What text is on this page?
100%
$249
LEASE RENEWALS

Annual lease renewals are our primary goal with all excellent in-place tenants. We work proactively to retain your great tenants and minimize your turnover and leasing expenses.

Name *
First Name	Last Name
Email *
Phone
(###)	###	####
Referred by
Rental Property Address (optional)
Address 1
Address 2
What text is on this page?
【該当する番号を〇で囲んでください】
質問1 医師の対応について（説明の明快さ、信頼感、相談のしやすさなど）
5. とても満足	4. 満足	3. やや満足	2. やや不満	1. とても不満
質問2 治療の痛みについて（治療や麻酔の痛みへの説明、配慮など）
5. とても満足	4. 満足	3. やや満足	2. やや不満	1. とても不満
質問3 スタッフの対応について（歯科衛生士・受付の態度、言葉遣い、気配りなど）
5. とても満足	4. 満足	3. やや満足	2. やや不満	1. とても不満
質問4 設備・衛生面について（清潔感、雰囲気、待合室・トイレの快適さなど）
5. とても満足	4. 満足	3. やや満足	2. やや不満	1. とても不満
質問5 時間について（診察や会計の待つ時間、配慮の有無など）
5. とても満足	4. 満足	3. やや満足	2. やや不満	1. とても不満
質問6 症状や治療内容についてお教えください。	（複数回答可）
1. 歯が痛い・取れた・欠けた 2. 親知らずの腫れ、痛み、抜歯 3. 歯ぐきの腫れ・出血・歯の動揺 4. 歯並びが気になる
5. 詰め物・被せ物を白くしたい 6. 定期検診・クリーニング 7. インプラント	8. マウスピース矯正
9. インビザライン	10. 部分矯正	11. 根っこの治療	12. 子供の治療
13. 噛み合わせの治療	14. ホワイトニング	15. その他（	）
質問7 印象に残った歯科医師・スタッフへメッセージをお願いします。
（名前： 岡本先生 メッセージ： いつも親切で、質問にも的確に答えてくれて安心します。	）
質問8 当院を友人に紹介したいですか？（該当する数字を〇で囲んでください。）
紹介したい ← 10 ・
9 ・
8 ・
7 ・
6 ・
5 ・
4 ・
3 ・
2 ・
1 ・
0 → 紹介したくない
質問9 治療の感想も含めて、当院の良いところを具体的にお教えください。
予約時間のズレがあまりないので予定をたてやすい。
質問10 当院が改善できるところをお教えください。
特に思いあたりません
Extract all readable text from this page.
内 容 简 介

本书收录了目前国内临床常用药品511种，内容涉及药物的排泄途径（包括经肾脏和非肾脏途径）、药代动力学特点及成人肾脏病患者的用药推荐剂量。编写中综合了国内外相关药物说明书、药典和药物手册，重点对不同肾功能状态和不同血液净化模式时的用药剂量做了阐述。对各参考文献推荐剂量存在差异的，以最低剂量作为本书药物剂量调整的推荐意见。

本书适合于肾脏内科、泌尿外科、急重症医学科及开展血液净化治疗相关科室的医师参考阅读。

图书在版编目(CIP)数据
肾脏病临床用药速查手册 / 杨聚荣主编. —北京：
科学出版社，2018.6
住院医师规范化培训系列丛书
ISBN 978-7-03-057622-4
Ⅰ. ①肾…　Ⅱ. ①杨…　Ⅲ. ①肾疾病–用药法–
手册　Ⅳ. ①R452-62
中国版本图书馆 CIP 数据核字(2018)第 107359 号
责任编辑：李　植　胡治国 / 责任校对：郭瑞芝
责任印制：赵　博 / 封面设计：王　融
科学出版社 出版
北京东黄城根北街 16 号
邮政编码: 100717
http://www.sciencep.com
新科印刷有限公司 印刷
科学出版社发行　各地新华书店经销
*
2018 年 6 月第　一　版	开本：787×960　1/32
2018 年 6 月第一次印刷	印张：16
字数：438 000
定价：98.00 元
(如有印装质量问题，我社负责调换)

....

> [Task to complete]
Within the material above, find the lines that contain the word "Address"; copy them.

> [Task answer]
Rental Property Address (optional)
Address 1
Address 2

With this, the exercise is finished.